— START OF Material —

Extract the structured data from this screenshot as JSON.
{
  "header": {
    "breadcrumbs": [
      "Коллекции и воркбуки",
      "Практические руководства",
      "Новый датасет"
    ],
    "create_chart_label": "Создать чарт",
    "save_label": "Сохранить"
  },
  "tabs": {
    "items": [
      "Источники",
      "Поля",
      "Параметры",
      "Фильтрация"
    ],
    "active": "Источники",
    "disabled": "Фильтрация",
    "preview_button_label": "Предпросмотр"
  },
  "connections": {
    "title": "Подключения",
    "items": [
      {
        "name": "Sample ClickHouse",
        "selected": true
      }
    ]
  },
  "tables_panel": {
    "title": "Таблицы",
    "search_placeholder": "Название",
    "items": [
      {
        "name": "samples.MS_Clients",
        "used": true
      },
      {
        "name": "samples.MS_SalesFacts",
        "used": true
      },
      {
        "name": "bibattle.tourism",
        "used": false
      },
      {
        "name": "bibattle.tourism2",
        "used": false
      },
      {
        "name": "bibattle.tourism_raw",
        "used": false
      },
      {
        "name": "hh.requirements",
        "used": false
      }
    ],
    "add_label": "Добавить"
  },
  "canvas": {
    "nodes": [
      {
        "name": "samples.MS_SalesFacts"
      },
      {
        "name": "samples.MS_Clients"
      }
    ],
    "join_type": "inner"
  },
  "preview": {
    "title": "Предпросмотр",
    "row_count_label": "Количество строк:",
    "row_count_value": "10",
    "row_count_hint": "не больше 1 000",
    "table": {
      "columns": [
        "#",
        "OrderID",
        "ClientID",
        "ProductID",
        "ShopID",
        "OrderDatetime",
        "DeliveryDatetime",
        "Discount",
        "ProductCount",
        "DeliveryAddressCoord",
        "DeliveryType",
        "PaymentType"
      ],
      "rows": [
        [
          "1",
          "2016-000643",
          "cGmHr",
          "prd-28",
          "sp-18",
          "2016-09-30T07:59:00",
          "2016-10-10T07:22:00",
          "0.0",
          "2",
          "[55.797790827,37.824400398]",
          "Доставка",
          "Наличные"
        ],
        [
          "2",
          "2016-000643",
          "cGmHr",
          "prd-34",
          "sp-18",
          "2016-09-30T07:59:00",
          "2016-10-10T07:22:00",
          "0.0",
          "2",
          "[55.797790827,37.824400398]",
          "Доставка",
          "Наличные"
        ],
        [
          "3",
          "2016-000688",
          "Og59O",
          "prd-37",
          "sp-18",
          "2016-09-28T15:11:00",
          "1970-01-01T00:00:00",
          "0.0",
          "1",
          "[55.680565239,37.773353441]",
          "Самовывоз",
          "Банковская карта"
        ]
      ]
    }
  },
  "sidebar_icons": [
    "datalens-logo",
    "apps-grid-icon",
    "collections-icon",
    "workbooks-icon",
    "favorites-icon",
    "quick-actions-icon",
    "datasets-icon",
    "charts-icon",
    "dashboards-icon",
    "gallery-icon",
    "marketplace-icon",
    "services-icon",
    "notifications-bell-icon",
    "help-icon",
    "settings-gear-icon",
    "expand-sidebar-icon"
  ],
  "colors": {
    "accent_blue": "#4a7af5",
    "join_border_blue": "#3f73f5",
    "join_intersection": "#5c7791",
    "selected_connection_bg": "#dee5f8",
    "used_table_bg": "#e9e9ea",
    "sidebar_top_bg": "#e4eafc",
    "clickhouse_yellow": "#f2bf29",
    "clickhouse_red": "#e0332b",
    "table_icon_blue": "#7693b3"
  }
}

— END OF Material —

Instruction: Find the count of lines in the data above where the string "samples" occurs. Provide that number alone.

Expected answer: 4